• [CONSIGNE DONNÉE] Recopiez tel quel, dans la discussion sur le transfert d'un dossier vers l'iPad mini, tout le passage qui va de « ## MiWii (5 » jusqu'à « dossier et fichier. ».

# transfert de dossier imac-ipadmini



## balboa09e06 (4 Janvier 2013)

Bonsoir, je voudrais transferer un dossier de mon mac (10.4.11) vers mon ipad mini que je viens d'acheter;
Je ne trouve pas l'ipad,branché par l'usb sur le bureau, ni ailleurs; et je ne sais comment faire pour effectuer le transfert de mon dossier;

Merci de votre aide


----------



## Larme (4 Janvier 2013)

Déjà, je ne sais pas par quelle moyen tu veux mettre ça sur ton _iPad_. Car si c'est un "simple dossier", sans passer par une application spécifique, bonne change. Et oui, _iOS_, n'est pas _Mac OS_. Du coup, y'a pas vraiment de gestion de fichier dessus (pas de _Finder-like_).
Sinon, ton _iPad Mini_ est sous _iOS6_, qui ne sera détecté que par les récentes versions d'_iTunes_, _iTunes 10.7_ minimum, si j'en crois un article Wikipedia, qui ne doit pas être disponible sous _Mac OS 10.4_.


----------



## balboa09e06 (5 Janvier 2013)

Bj "Larme",
j'aurais prefere que ce soit un autre pseudo qui me réponde...genre "resolution" "trouvaille" ou "solution"....car il va falloir que je sorte mon mouchoir...ou mon portefeuille; car effectivement le vendeur apple m'avait dit de lui amener mon mac pour mise a jour eventuelle,sans etre sur qu'il supporterait les dernieres versions..notamment pour les synchronisations; voir  donc pour un simple transfert de dossier (de recette de cuisine en l'occurence)
Je pensais, ignorant que je suis de la chose informatique, qu'un simple cable usb aurait fait l'affaire;merci pour la reponse , je serais de toute facon moins ignorant,ou moins candide!


----------



## MiWii (5 Janvier 2013)

Si tu as un reseau wifi, tu peux utiliser l'application filebrowser qui te permet d'acceder à ton mac à distance.

De plus, Filebrowser te permet d'avoir un explorateur de fichier sur l'iPad et d'avoir different dossier et fichier.


Pour finir, pas besoin obligatoirement d'itunes pour synchroniser.


----------



## BlueVelvet (6 Janvier 2013)

Pour des dossiers c'est effectivement limité... Sinon via Filebrowser que suggère le posteur ci-dessus.

Sinon pour des fichiers tu peux passer par iTunes ou des apps dédiées. Par exemple, si c'est du texte, passer en PDF et prendre l'app d'Adobe, ou Goodreader...


----------

• [DONNÉES BRUTES]
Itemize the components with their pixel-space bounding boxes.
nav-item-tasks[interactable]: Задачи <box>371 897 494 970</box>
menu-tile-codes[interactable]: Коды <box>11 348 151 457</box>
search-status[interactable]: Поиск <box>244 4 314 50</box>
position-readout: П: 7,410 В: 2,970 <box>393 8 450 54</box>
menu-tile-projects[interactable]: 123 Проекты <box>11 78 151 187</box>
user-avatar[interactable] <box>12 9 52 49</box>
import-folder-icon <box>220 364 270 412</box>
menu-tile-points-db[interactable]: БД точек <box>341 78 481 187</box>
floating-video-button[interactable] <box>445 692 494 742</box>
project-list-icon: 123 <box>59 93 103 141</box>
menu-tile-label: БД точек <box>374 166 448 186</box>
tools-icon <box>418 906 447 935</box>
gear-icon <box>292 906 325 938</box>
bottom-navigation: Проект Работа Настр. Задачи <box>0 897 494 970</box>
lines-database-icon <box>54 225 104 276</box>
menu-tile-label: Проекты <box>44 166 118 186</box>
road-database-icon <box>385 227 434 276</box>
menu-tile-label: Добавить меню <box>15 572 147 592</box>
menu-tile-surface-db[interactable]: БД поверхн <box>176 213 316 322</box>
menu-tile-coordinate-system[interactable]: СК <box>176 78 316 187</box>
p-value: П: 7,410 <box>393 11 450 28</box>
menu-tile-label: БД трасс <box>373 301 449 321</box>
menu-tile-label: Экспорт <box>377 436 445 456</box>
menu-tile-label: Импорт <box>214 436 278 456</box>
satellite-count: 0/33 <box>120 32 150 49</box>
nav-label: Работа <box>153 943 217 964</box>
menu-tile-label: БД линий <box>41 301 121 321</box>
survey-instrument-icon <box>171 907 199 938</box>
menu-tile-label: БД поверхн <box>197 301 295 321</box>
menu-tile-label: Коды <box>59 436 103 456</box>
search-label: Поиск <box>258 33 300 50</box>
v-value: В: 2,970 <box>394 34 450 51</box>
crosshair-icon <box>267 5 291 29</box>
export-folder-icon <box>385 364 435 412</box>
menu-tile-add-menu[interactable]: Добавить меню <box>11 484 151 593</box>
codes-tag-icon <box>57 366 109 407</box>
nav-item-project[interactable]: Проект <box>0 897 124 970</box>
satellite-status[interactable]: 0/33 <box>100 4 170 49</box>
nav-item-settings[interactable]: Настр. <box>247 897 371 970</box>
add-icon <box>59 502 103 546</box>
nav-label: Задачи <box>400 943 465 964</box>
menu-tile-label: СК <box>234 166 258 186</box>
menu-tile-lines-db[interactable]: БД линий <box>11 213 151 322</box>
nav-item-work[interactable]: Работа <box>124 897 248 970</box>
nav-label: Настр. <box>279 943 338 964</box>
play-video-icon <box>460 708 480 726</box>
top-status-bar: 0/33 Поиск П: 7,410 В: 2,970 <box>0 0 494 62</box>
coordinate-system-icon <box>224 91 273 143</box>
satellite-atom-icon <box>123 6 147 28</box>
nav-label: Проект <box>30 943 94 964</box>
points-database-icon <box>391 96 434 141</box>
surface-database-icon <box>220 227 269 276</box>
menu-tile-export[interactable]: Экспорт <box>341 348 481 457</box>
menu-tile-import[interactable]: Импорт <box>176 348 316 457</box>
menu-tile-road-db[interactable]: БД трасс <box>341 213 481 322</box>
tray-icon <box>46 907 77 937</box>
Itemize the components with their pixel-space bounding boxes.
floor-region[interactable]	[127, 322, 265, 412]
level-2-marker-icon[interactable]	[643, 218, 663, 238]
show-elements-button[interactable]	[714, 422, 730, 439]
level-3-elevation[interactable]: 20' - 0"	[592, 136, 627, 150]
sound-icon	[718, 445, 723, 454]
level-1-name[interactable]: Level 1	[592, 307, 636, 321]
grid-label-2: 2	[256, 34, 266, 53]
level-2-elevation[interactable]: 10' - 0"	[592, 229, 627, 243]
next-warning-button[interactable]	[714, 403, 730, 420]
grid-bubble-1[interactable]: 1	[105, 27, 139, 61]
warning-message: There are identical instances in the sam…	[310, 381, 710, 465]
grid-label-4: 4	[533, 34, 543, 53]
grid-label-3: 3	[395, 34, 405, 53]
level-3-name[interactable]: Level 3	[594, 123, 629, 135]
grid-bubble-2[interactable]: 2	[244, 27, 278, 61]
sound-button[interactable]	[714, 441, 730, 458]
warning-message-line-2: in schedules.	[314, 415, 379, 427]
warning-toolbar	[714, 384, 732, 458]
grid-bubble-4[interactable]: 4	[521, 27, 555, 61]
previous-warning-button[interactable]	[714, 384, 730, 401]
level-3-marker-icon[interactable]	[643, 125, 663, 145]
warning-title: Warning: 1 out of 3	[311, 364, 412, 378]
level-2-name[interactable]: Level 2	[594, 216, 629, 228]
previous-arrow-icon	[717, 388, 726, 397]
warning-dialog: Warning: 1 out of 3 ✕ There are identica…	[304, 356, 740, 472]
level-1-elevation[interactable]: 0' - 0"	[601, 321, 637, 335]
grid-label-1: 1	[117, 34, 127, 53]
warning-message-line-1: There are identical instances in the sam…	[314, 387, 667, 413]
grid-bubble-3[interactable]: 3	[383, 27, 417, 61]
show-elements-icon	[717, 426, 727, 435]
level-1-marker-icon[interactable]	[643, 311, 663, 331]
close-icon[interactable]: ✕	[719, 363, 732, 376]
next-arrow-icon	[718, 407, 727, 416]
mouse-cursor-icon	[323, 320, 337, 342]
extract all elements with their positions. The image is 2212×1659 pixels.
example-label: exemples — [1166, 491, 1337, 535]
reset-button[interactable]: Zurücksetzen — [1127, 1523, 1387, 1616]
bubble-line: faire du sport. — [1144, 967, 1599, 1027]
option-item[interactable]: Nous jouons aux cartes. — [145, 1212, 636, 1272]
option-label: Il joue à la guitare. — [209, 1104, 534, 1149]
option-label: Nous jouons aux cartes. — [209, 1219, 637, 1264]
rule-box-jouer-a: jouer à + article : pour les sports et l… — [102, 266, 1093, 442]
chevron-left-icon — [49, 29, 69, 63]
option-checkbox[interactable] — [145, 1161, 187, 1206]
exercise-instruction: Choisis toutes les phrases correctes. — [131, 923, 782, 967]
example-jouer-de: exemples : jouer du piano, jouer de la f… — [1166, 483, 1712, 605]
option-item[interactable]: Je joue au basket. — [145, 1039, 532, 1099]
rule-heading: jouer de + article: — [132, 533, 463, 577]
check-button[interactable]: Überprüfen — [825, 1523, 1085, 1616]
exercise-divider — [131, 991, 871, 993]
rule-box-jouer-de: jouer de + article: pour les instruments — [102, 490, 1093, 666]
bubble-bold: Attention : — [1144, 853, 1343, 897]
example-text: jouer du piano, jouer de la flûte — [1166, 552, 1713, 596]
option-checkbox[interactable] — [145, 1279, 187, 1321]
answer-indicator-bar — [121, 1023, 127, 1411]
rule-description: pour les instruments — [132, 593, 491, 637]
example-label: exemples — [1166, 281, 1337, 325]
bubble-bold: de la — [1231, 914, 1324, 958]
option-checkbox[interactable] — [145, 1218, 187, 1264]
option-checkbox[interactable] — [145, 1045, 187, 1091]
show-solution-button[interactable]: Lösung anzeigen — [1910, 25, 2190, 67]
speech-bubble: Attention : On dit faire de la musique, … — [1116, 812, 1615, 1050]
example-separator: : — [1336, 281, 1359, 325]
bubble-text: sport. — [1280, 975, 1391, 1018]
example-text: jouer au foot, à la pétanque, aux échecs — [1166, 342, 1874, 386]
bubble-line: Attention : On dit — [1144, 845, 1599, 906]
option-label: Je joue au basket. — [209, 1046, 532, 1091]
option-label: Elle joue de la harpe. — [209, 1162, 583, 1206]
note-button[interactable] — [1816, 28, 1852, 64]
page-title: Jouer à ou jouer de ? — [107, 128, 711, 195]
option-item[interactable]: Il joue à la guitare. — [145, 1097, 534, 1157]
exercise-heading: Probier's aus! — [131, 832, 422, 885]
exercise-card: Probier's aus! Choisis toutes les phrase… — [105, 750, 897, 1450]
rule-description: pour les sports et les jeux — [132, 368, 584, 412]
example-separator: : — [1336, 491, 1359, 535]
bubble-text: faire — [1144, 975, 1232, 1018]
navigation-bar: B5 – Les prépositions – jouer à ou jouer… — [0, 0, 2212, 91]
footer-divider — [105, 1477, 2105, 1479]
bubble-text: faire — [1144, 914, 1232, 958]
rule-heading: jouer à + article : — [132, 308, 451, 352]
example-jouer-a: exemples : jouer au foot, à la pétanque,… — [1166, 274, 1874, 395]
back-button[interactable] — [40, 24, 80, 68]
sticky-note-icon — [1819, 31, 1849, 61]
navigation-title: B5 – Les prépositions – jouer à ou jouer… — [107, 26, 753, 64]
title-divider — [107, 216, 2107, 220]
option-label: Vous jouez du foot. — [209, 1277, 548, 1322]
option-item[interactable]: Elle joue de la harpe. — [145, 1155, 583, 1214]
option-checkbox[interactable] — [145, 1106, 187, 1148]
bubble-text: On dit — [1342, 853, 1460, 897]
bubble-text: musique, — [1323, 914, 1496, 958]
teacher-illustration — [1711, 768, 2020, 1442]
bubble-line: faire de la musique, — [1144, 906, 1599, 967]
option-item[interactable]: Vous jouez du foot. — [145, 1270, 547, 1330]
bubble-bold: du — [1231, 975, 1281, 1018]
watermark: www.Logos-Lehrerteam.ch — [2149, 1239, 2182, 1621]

• [CORRIGÉ DE L'EXERCICE]
## MiWii (5 Janvier 2013)

Si tu as un reseau wifi, tu peux utiliser l'application filebrowser qui te permet d'acceder à ton mac à distance.

De plus, Filebrowser te permet d'avoir un explorateur de fichier sur l'iPad et d'avoir different dossier et fichier.